Task objective: Take the entries below and reproduce them word for word.
# START OF Record excerpts
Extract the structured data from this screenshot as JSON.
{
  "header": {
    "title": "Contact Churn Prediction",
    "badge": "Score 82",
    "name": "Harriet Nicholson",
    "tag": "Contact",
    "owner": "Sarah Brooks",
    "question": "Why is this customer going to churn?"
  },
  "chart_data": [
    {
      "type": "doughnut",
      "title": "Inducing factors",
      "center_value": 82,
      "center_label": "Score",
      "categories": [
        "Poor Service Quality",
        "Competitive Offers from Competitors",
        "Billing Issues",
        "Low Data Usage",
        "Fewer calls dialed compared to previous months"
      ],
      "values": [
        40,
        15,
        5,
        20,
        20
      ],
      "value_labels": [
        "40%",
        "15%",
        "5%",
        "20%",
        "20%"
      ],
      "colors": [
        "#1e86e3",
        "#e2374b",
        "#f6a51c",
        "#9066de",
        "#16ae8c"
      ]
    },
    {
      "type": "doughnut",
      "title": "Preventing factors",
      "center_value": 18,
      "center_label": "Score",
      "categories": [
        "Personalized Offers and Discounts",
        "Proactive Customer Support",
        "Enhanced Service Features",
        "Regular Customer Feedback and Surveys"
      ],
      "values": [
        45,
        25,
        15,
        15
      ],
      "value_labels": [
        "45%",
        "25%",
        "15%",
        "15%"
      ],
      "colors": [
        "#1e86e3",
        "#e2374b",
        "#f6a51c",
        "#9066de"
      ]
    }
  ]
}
# END OF Record excerpts
Full answer:
Extract the structured data from this screenshot as JSON.
{
  "header": {
    "title": "Contact Churn Prediction",
    "badge": "Score 82",
    "name": "Harriet Nicholson",
    "tag": "Contact",
    "owner": "Sarah Brooks",
    "question": "Why is this customer going to churn?"
  },
  "chart_data": [
    {
      "type": "doughnut",
      "title": "Inducing factors",
      "center_value": 82,
      "center_label": "Score",
      "categories": [
        "Poor Service Quality",
        "Competitive Offers from Competitors",
        "Billing Issues",
        "Low Data Usage",
        "Fewer calls dialed compared to previous months"
      ],
      "values": [
        40,
        15,
        5,
        20,
        20
      ],
      "value_labels": [
        "40%",
        "15%",
        "5%",
        "20%",
        "20%"
      ],
      "colors": [
        "#1e86e3",
        "#e2374b",
        "#f6a51c",
        "#9066de",
        "#16ae8c"
      ]
    },
    {
      "type": "doughnut",
      "title": "Preventing factors",
      "center_value": 18,
      "center_label": "Score",
      "categories": [
        "Personalized Offers and Discounts",
        "Proactive Customer Support",
        "Enhanced Service Features",
        "Regular Customer Feedback and Surveys"
      ],
      "values": [
        45,
        25,
        15,
        15
      ],
      "value_labels": [
        "45%",
        "25%",
        "15%",
        "15%"
      ],
      "colors": [
        "#1e86e3",
        "#e2374b",
        "#f6a51c",
        "#9066de"
      ]
    }
  ]
}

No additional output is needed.